Aim: Repeat the data that follows, word for word, without the images.

::::

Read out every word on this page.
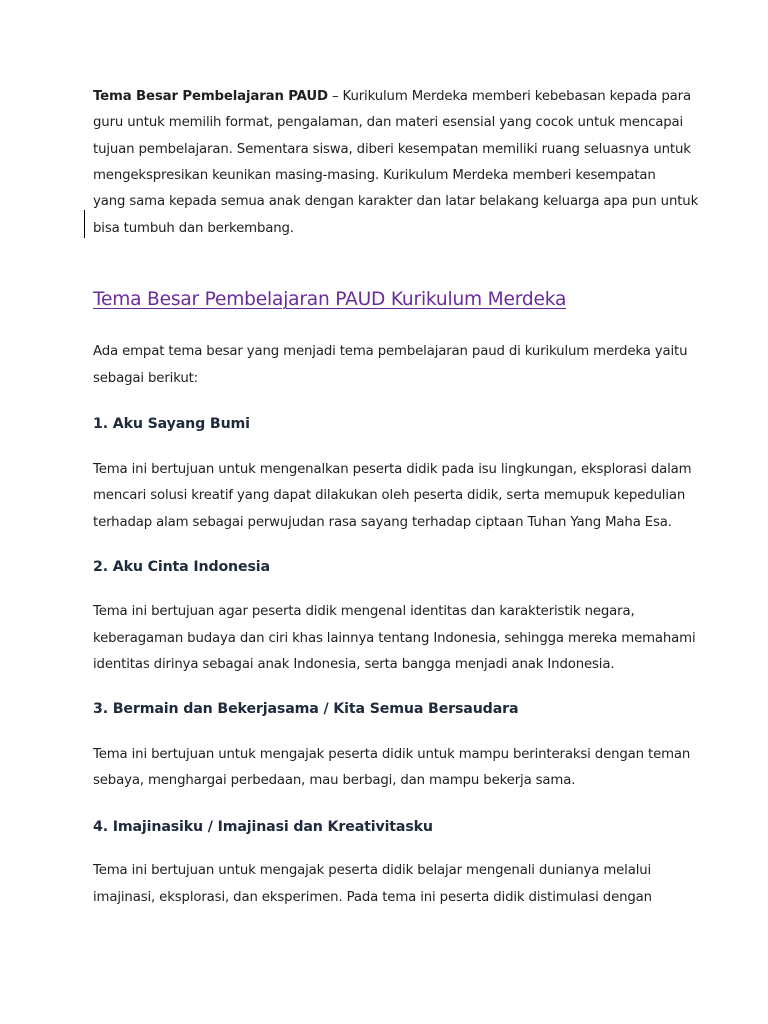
Tema Besar Pembelajaran PAUD – Kurikulum Merdeka memberi kebebasan kepada para
guru untuk memilih format, pengalaman, dan materi esensial yang cocok untuk mencapai
tujuan pembelajaran. Sementara siswa, diberi kesempatan memiliki ruang seluasnya untuk
mengekspresikan keunikan masing-masing. Kurikulum Merdeka memberi kesempatan
yang sama kepada semua anak dengan karakter dan latar belakang keluarga apa pun untuk
bisa tumbuh dan berkembang.
Tema Besar Pembelajaran PAUD Kurikulum Merdeka
Ada empat tema besar yang menjadi tema pembelajaran paud di kurikulum merdeka yaitu
sebagai berikut:
1. Aku Sayang Bumi
Tema ini bertujuan untuk mengenalkan peserta didik pada isu lingkungan, eksplorasi dalam
mencari solusi kreatif yang dapat dilakukan oleh peserta didik, serta memupuk kepedulian
terhadap alam sebagai perwujudan rasa sayang terhadap ciptaan Tuhan Yang Maha Esa.
2. Aku Cinta Indonesia
Tema ini bertujuan agar peserta didik mengenal identitas dan karakteristik negara,
keberagaman budaya dan ciri khas lainnya tentang Indonesia, sehingga mereka memahami
identitas dirinya sebagai anak Indonesia, serta bangga menjadi anak Indonesia.
3. Bermain dan Bekerjasama / Kita Semua Bersaudara
Tema ini bertujuan untuk mengajak peserta didik untuk mampu berinteraksi dengan teman
sebaya, menghargai perbedaan, mau berbagi, dan mampu bekerja sama.
4. Imajinasiku / Imajinasi dan Kreativitasku
Tema ini bertujuan untuk mengajak peserta didik belajar mengenali dunianya melalui
imajinasi, eksplorasi, dan eksperimen. Pada tema ini peserta didik distimulasi dengan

::::

Output:
Read out every word on this page.
Tema Besar Pembelajaran PAUD – Kurikulum Merdeka memberi kebebasan kepada para
guru untuk memilih format, pengalaman, dan materi esensial yang cocok untuk mencapai
tujuan pembelajaran. Sementara siswa, diberi kesempatan memiliki ruang seluasnya untuk
mengekspresikan keunikan masing-masing. Kurikulum Merdeka memberi kesempatan
yang sama kepada semua anak dengan karakter dan latar belakang keluarga apa pun untuk
bisa tumbuh dan berkembang.
Tema Besar Pembelajaran PAUD Kurikulum Merdeka
Ada empat tema besar yang menjadi tema pembelajaran paud di kurikulum merdeka yaitu
sebagai berikut:
1. Aku Sayang Bumi
Tema ini bertujuan untuk mengenalkan peserta didik pada isu lingkungan, eksplorasi dalam
mencari solusi kreatif yang dapat dilakukan oleh peserta didik, serta memupuk kepedulian
terhadap alam sebagai perwujudan rasa sayang terhadap ciptaan Tuhan Yang Maha Esa.
2. Aku Cinta Indonesia
Tema ini bertujuan agar peserta didik mengenal identitas dan karakteristik negara,
keberagaman budaya dan ciri khas lainnya tentang Indonesia, sehingga mereka memahami
identitas dirinya sebagai anak Indonesia, serta bangga menjadi anak Indonesia.
3. Bermain dan Bekerjasama / Kita Semua Bersaudara
Tema ini bertujuan untuk mengajak peserta didik untuk mampu berinteraksi dengan teman
sebaya, menghargai perbedaan, mau berbagi, dan mampu bekerja sama.
4. Imajinasiku / Imajinasi dan Kreativitasku
Tema ini bertujuan untuk mengajak peserta didik belajar mengenali dunianya melalui
imajinasi, eksplorasi, dan eksperimen. Pada tema ini peserta didik distimulasi dengan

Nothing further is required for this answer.